### WHAT IS ASKED
Without the pictures, set down the records below word for word.

--- INFORMATION SUPPLIED ---

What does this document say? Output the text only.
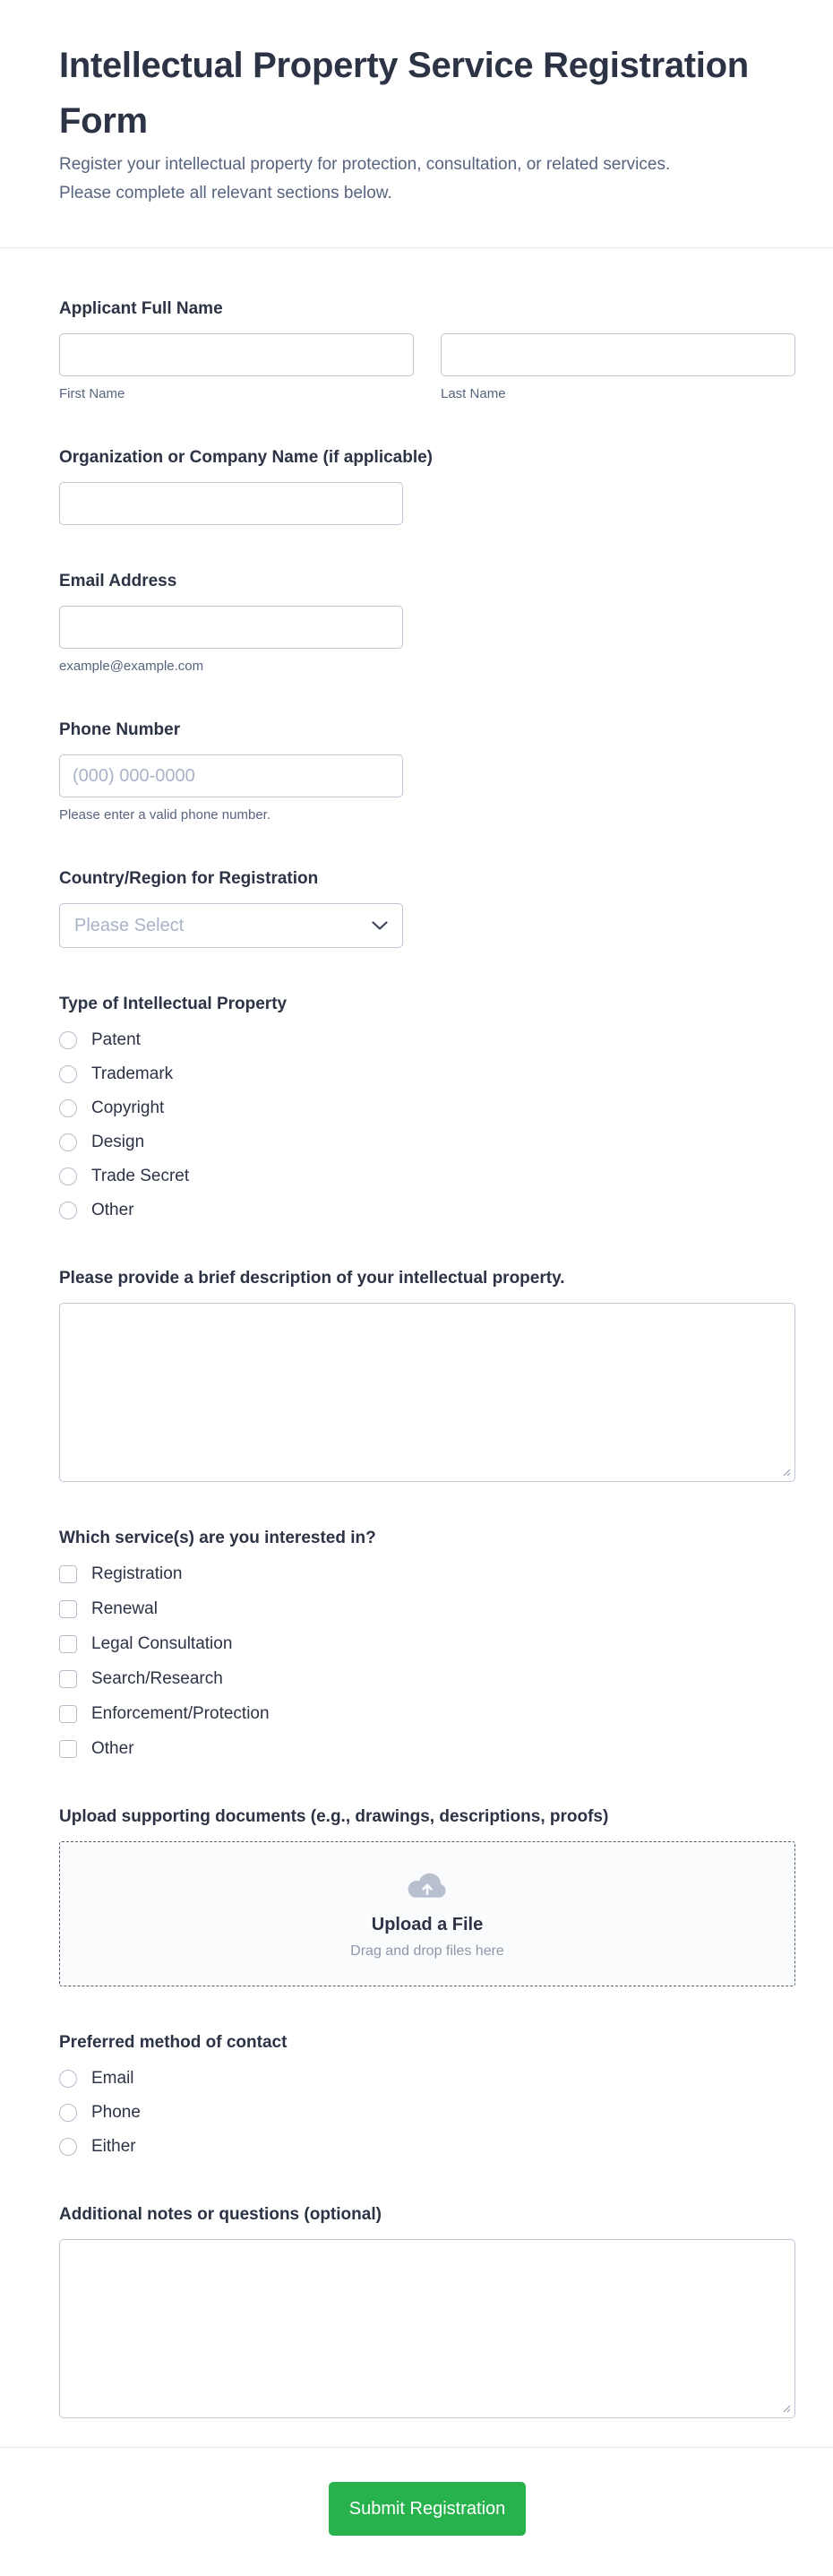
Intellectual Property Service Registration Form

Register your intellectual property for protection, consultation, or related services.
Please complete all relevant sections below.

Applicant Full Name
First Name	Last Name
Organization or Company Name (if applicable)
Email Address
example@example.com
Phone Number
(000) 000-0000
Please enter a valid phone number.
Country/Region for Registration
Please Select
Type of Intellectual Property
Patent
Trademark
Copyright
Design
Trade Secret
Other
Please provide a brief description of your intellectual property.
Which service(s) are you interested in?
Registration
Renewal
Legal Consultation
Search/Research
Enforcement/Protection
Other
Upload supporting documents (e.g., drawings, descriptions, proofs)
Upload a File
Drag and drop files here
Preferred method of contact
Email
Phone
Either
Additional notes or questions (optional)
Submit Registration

---

### WRITTEN RESPONSE
What does this document say? Output the text only.
Intellectual Property Service Registration Form

Register your intellectual property for protection, consultation, or related services.
Please complete all relevant sections below.

Applicant Full Name
First Name	Last Name
Organization or Company Name (if applicable)
Email Address
example@example.com
Phone Number
(000) 000-0000
Please enter a valid phone number.
Country/Region for Registration
Please Select
Type of Intellectual Property
Patent
Trademark
Copyright
Design
Trade Secret
Other
Please provide a brief description of your intellectual property.
Which service(s) are you interested in?
Registration
Renewal
Legal Consultation
Search/Research
Enforcement/Protection
Other
Upload supporting documents (e.g., drawings, descriptions, proofs)
Upload a File
Drag and drop files here
Preferred method of contact
Email
Phone
Either
Additional notes or questions (optional)
Submit Registration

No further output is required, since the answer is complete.